EXERCISE DIRECTIONS> List each line of the data that holds the word "annotation".

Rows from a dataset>
....

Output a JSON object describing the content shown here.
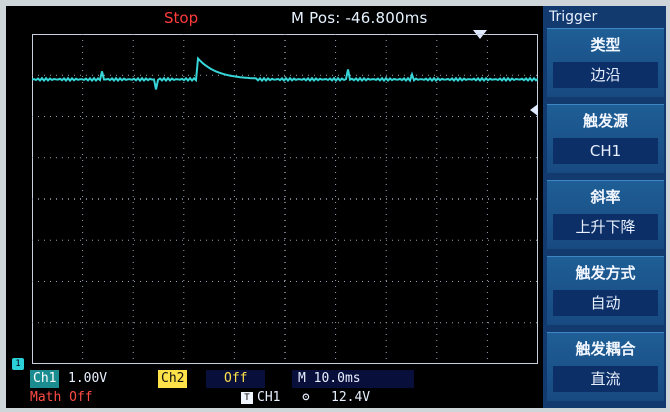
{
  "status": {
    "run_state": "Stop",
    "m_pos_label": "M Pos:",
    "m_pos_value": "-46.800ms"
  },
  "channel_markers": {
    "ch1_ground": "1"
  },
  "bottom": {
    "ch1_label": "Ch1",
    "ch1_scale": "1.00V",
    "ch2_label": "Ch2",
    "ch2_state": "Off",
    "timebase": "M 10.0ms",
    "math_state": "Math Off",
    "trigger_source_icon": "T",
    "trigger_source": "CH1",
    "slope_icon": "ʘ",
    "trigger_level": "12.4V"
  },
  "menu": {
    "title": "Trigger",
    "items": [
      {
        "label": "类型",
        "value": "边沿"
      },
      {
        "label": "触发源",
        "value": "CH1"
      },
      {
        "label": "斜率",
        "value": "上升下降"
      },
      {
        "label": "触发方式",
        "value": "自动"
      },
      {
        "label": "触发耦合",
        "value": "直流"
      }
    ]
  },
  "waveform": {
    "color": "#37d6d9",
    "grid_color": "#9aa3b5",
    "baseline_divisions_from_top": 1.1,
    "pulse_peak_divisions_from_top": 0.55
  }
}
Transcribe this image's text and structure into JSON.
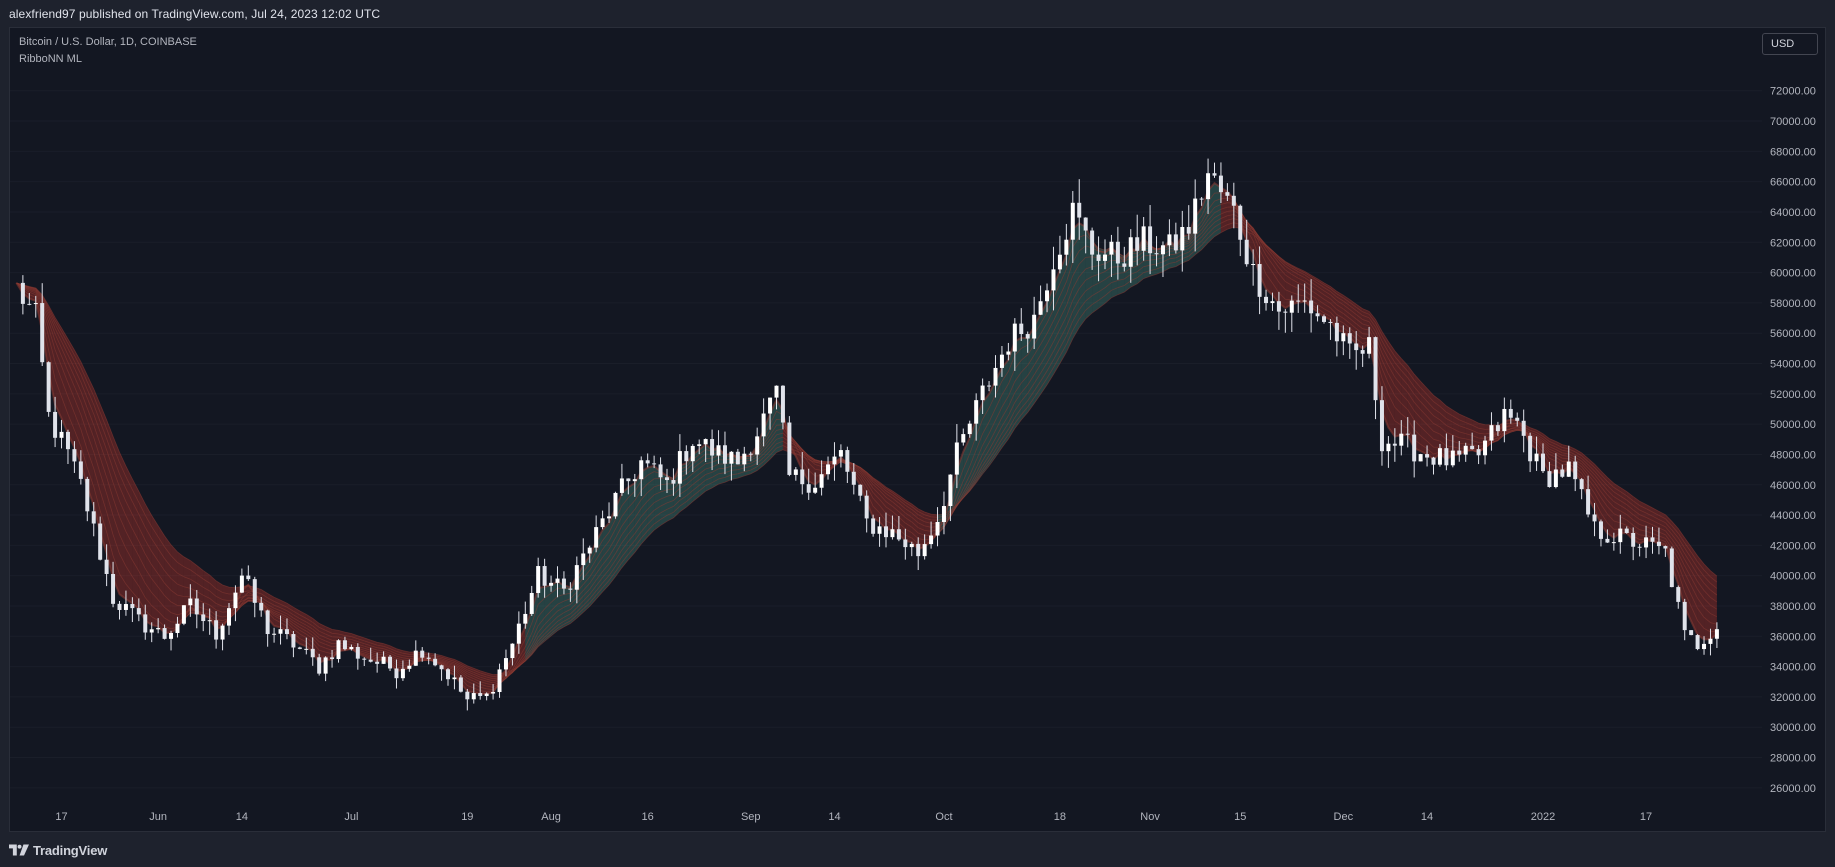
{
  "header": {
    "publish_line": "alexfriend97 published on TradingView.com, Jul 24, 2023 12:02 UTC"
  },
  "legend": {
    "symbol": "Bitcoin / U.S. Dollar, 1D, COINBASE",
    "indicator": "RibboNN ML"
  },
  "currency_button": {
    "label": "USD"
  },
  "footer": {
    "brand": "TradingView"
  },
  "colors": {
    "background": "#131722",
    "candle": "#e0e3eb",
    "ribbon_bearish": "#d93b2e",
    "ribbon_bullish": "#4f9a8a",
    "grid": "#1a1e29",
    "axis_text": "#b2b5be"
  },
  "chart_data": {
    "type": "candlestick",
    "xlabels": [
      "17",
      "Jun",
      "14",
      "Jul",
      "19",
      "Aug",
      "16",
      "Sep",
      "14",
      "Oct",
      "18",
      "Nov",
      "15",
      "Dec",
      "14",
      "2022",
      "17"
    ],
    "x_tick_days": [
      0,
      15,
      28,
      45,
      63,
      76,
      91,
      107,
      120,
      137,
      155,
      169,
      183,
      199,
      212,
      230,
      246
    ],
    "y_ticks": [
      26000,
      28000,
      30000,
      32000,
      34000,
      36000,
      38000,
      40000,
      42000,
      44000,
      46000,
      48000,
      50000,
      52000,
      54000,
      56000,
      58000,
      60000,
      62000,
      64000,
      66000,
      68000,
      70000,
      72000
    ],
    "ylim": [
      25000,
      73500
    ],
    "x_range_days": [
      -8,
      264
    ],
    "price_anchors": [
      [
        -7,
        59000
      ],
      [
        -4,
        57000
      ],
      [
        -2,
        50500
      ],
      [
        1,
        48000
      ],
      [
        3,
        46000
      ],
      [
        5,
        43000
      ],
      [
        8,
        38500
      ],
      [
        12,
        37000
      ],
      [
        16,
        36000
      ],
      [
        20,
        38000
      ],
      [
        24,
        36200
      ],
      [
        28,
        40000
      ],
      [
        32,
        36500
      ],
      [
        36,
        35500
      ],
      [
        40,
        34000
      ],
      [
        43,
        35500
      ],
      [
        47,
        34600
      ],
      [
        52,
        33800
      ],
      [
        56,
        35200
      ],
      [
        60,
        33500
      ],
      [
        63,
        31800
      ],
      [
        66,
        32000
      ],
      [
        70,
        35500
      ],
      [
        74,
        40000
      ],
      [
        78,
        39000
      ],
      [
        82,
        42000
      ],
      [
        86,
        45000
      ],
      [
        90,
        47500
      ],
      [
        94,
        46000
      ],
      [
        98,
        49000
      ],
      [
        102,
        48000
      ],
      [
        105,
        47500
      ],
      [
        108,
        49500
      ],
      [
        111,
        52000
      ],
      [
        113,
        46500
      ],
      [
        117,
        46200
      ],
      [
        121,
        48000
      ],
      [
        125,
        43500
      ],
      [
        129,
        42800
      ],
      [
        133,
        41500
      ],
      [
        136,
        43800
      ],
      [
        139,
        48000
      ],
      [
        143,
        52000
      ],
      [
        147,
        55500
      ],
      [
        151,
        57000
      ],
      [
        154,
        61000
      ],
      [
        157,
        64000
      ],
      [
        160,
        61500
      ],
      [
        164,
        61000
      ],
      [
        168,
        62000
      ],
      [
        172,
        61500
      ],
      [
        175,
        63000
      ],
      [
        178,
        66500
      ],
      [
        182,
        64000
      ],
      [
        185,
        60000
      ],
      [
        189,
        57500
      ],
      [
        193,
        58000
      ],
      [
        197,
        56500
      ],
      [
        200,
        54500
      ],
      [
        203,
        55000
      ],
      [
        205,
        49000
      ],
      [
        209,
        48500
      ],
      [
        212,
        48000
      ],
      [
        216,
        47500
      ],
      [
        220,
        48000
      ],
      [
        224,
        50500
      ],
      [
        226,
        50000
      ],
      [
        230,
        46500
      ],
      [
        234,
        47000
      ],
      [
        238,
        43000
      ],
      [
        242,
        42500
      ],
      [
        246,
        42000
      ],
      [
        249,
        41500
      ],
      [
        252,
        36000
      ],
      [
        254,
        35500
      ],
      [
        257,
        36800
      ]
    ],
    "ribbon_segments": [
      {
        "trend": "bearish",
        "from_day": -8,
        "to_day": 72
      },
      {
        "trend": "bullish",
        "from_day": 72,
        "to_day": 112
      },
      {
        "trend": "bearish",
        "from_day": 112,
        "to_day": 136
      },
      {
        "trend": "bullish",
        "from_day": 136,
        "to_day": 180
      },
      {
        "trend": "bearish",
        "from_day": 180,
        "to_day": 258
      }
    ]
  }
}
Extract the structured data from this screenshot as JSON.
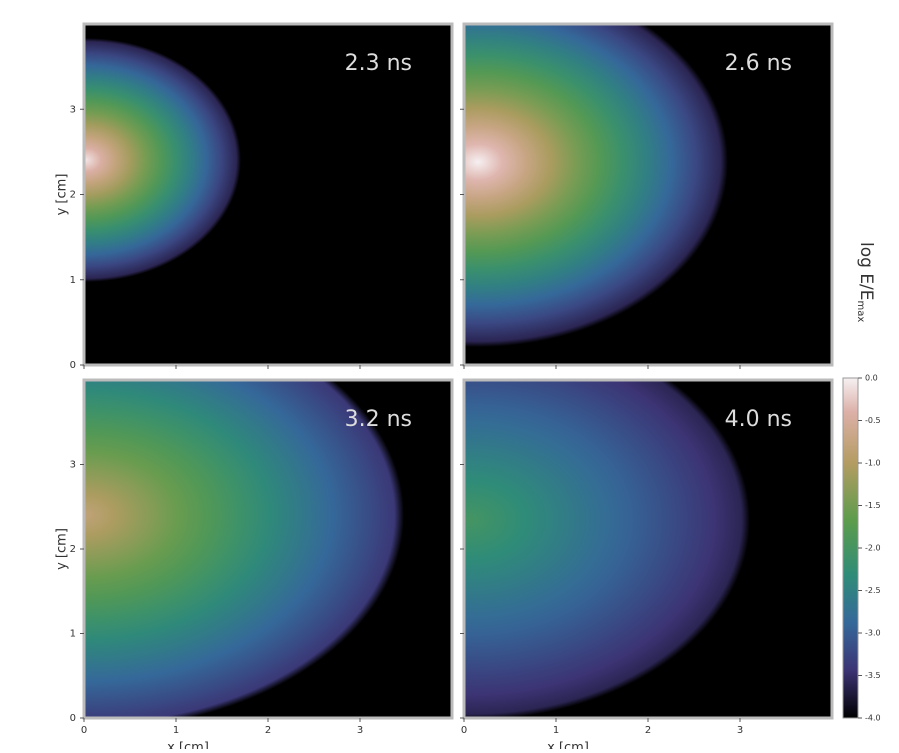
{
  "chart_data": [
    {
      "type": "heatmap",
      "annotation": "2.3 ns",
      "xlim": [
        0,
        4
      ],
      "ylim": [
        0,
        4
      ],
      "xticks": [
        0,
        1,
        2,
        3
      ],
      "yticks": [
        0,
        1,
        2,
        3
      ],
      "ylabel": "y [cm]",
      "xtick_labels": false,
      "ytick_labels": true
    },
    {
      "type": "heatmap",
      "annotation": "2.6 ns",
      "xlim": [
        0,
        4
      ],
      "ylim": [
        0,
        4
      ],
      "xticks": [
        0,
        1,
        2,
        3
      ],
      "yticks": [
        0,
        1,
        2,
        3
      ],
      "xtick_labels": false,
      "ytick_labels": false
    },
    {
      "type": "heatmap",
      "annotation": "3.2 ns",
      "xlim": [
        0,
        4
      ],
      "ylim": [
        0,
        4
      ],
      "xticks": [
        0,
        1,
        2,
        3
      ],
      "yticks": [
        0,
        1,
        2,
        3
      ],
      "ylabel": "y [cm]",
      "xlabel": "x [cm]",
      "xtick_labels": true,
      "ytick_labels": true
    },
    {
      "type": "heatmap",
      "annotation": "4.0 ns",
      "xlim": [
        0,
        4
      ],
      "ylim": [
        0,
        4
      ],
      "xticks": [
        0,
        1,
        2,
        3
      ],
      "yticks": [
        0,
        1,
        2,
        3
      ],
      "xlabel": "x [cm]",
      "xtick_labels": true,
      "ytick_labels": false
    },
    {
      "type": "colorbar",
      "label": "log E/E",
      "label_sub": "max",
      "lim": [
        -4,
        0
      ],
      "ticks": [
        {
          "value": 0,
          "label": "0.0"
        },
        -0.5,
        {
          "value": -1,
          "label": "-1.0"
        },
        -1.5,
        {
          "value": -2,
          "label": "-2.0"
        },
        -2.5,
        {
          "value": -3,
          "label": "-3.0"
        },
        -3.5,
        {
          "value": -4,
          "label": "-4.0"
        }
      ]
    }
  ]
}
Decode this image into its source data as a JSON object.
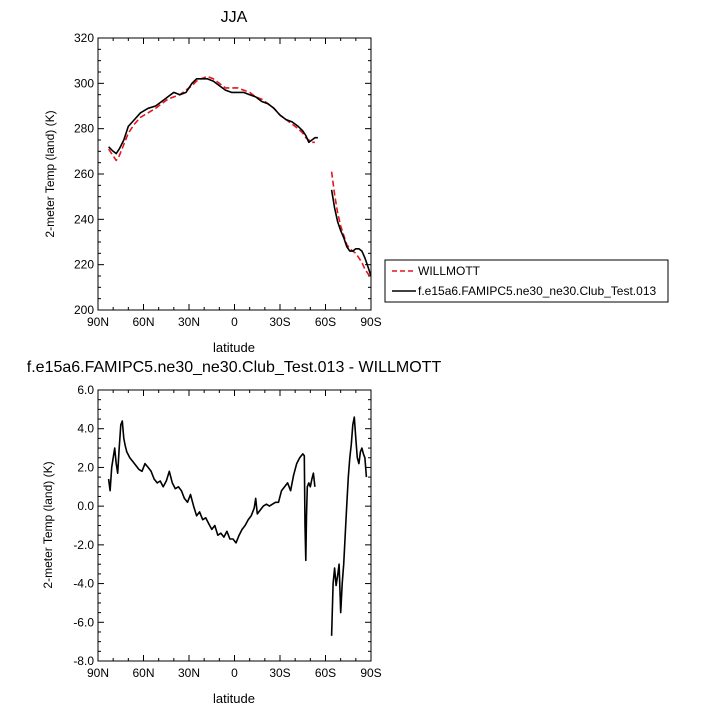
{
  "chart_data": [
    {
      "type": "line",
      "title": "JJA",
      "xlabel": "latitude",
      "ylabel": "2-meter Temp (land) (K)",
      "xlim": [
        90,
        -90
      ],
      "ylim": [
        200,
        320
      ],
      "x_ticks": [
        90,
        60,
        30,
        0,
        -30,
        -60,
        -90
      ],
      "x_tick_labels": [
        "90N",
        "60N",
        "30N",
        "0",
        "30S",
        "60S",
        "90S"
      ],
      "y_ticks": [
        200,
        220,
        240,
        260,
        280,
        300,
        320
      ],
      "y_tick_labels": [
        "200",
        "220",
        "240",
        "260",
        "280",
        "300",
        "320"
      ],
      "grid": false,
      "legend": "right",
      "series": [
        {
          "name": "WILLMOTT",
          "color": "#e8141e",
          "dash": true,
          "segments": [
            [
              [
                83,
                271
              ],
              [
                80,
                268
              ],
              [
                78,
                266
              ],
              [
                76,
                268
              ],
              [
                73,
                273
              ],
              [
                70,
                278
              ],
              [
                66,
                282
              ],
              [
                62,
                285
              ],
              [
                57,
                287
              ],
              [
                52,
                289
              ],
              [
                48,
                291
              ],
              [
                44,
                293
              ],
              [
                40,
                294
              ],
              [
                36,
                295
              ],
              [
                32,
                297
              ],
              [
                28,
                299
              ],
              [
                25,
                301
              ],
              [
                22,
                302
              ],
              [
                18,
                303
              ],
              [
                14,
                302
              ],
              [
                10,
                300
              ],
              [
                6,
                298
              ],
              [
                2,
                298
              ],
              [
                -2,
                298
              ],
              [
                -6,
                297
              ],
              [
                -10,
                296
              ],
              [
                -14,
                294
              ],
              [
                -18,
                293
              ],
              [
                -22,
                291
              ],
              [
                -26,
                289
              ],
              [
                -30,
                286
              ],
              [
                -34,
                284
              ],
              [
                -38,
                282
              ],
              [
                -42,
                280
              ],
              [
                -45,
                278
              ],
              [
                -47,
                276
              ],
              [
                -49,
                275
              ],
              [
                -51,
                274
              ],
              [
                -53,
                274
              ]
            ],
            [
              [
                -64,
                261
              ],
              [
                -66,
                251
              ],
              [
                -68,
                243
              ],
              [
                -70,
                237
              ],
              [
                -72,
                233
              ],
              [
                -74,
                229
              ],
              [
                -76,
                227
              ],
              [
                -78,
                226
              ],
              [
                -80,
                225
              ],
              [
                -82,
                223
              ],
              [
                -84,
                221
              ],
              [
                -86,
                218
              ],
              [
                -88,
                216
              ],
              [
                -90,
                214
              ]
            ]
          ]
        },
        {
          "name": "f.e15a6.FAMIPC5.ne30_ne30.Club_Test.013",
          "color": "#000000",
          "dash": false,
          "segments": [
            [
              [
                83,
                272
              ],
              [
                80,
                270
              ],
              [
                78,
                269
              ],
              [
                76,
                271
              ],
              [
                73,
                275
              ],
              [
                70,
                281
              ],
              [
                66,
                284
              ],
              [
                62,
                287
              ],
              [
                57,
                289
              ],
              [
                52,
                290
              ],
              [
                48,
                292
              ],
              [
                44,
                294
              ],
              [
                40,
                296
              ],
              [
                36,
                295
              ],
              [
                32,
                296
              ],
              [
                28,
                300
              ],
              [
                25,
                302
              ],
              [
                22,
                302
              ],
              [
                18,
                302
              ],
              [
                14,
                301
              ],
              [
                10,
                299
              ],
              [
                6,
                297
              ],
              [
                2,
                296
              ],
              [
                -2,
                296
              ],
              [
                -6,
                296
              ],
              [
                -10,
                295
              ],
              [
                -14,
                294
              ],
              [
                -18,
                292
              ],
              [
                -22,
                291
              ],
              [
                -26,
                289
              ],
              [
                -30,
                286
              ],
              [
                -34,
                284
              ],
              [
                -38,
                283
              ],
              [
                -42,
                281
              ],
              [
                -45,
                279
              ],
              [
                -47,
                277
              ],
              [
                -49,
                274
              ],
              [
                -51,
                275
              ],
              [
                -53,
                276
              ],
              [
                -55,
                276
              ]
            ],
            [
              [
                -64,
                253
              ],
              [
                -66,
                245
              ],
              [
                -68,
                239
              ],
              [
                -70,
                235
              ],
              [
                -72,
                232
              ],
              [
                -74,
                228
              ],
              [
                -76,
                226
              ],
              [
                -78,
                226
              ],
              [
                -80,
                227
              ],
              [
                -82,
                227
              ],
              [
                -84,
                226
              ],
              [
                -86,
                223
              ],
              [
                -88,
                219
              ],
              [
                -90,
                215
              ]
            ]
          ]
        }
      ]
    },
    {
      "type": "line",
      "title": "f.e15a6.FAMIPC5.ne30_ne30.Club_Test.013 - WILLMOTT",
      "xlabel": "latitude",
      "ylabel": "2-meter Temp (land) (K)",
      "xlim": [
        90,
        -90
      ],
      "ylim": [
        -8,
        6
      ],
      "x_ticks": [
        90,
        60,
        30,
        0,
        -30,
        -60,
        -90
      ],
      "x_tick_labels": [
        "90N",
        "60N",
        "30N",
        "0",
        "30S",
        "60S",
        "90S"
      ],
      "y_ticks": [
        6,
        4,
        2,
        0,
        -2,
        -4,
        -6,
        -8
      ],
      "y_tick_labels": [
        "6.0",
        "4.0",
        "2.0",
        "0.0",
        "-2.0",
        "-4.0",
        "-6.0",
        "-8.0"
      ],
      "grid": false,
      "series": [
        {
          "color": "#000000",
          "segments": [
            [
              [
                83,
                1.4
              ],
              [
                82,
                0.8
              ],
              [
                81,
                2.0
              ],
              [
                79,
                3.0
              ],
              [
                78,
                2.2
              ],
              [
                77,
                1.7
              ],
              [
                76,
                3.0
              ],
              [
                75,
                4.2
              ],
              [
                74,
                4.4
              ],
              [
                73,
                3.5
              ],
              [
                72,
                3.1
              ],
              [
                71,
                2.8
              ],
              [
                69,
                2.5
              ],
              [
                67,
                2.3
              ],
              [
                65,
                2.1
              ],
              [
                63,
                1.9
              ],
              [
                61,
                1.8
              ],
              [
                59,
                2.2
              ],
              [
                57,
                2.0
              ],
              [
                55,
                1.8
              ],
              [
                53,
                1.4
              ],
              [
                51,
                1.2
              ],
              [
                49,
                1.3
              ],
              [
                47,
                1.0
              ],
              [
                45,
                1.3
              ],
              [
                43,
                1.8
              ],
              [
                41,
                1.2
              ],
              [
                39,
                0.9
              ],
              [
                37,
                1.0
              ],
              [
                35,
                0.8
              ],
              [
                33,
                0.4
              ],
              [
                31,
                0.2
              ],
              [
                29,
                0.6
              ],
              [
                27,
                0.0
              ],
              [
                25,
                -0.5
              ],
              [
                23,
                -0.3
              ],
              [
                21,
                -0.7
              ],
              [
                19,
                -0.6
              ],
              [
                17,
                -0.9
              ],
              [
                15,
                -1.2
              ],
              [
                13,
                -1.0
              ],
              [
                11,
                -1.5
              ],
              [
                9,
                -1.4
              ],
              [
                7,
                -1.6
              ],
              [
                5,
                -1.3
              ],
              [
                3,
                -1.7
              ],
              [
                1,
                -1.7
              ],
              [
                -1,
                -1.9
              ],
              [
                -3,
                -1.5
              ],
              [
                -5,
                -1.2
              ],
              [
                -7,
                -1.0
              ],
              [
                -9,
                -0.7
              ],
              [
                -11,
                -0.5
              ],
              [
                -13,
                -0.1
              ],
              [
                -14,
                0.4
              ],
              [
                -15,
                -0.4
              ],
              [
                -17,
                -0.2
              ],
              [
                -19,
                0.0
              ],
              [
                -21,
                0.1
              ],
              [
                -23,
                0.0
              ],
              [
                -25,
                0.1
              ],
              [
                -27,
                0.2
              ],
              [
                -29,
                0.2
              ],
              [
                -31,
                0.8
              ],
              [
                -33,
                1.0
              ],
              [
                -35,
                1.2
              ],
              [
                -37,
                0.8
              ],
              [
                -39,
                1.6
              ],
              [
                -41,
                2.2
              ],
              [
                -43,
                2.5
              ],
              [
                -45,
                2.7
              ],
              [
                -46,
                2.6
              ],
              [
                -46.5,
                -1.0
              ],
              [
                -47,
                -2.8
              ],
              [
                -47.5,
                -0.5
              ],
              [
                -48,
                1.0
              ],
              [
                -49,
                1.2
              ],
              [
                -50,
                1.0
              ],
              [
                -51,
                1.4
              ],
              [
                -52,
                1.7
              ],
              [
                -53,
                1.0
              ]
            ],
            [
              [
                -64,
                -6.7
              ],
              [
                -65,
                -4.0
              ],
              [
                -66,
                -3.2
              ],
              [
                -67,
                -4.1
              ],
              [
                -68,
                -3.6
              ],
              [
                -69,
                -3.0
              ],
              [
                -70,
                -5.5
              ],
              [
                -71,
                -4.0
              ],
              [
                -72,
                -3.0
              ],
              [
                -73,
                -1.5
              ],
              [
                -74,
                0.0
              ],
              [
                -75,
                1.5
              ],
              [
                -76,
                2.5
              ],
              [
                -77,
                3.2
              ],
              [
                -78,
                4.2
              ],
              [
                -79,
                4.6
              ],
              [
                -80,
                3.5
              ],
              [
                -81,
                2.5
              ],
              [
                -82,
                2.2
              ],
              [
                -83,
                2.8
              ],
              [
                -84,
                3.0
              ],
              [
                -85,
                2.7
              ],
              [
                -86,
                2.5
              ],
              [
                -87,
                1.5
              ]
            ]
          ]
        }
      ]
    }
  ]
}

....

SOLUTION TO THE PROBLEM>
      "annotation": "2.3 ns",
      "annotation": "2.6 ns",
      "annotation": "3.2 ns",
      "annotation": "4.0 ns",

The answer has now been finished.